* DIRECTIVE: Wherever "from" appears in a line, copy that line.

* RECORDS FOR THE TASK:
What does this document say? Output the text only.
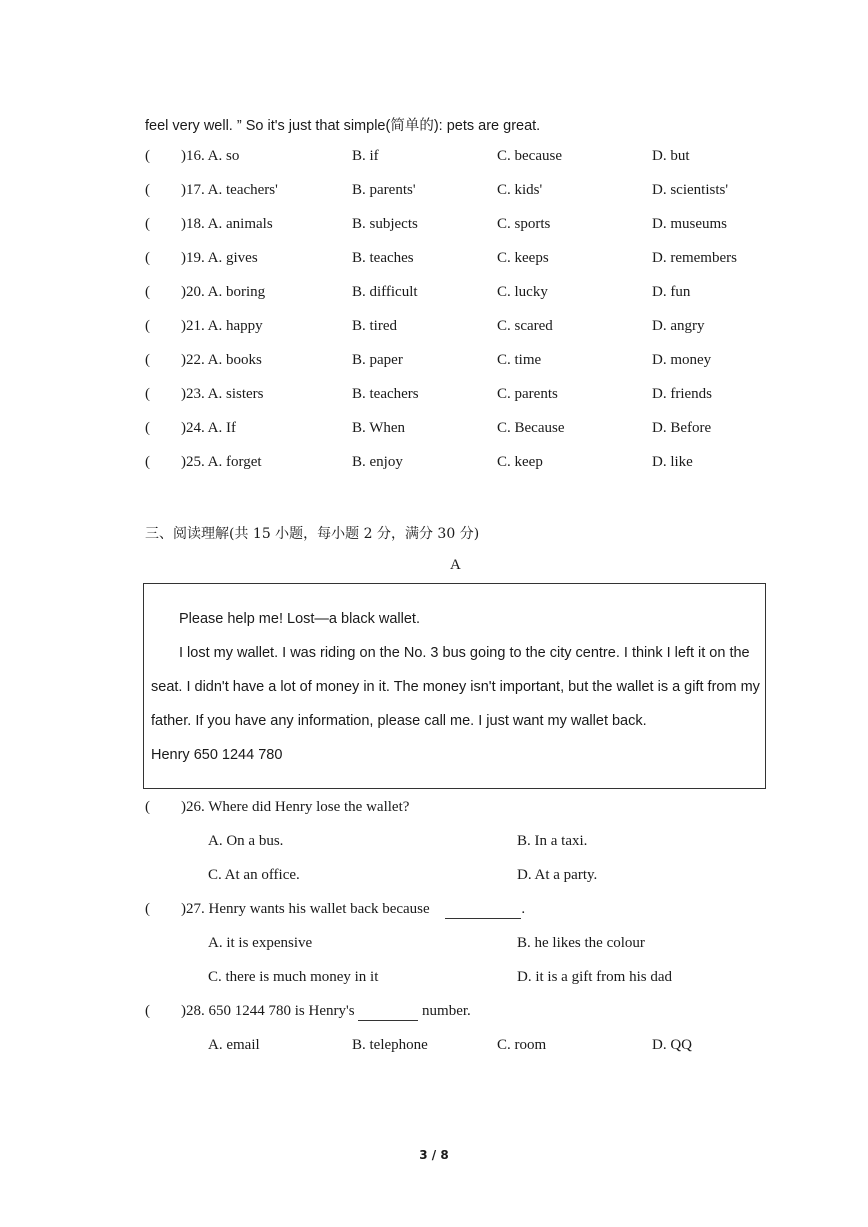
feel very well. ” So it's just that simple(简单的): pets are great.
( )16. A. so	B. if	C. because	D. but
( )17. A. teachers'	B. parents'	C. kids'	D. scientists'
( )18. A. animals	B. subjects	C. sports	D. museums
( )19. A. gives	B. teaches	C. keeps	D. remembers
( )20. A. boring	B. difficult	C. lucky	D. fun
( )21. A. happy	B. tired	C. scared	D. angry
( )22. A. books	B. paper	C. time	D. money
( )23. A. sisters	B. teachers	C. parents	D. friends
( )24. A. If	B. When	C. Because	D. Before
( )25. A. forget	B. enjoy	C. keep	D. like
三、阅读理解(共 15 小题，每小题 2 分，满分 30 分)
A

Please help me! Lost—a black wallet.

I lost my wallet. I was riding on the No. 3 bus going to the city centre. I think I left it on the

seat. I didn't have a lot of money in it. The money isn't important, but the wallet is a gift from my

father. If you have any information, please call me. I just want my wallet back.

Henry 650 1244 780

( )26. Where did Henry lose the wallet?
A. On a bus.	B. In a taxi.
C. At an office.	D. At a party.
( )27. Henry wants his wallet back because	.
A. it is expensive	B. he likes the colour
C. there is much money in it	D. it is a gift from his dad
( )28. 650 1244 780 is Henry's	number.
A. email	B. telephone	C. room	D. QQ
3 / 8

* RESULT BELOW:
seat. I didn't have a lot of money in it. The money isn't important, but the wallet is a gift from my
C. there is much money in it	D. it is a gift from his dad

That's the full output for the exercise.